**What this task involves**
Answer with the number of lines in the listing below that contain the word "months", and nothing else.

(Rows from a figure dataset)

□ □ □

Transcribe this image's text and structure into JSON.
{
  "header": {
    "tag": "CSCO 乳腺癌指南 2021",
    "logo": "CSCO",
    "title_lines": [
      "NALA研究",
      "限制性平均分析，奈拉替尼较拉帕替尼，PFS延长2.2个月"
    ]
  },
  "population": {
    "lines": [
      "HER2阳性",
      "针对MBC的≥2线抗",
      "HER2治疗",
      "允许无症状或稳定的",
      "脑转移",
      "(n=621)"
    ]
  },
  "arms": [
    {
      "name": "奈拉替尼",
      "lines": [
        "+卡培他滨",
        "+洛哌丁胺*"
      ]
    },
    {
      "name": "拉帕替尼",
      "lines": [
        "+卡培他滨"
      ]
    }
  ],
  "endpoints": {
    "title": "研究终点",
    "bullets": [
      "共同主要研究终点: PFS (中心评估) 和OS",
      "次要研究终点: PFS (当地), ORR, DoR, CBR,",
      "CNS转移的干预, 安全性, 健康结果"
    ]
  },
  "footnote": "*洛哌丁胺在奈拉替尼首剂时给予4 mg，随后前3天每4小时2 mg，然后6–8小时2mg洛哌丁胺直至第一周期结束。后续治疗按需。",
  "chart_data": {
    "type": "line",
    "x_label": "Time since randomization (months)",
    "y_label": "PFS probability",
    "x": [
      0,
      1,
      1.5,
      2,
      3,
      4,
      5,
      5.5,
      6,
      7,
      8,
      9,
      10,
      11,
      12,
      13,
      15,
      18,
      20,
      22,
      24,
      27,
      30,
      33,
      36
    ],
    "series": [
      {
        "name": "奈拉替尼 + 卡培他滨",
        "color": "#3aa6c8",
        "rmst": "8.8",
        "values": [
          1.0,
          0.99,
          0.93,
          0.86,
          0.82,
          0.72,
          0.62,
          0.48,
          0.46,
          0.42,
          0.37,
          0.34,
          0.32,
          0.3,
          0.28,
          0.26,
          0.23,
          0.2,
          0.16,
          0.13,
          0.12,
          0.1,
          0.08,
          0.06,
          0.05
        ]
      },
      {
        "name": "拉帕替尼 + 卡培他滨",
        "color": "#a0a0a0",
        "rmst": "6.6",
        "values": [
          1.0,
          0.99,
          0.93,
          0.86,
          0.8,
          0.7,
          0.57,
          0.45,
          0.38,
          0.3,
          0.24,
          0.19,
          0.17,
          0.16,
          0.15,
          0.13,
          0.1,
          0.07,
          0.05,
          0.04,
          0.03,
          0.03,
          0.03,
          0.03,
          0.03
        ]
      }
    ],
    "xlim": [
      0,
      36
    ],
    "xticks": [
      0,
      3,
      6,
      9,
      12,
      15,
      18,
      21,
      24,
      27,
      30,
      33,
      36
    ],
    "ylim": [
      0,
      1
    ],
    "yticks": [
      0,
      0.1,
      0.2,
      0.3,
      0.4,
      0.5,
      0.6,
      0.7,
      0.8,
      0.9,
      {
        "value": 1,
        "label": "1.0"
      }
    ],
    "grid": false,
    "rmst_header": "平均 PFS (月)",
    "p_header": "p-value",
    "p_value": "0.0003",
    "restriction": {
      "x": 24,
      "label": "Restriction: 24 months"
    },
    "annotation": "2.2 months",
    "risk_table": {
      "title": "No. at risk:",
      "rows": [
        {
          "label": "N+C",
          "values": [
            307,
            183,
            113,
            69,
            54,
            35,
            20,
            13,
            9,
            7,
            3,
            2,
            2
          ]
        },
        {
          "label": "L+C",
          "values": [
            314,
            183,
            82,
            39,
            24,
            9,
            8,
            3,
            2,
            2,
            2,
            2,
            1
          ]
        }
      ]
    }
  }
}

□ □ □

**Written response**
3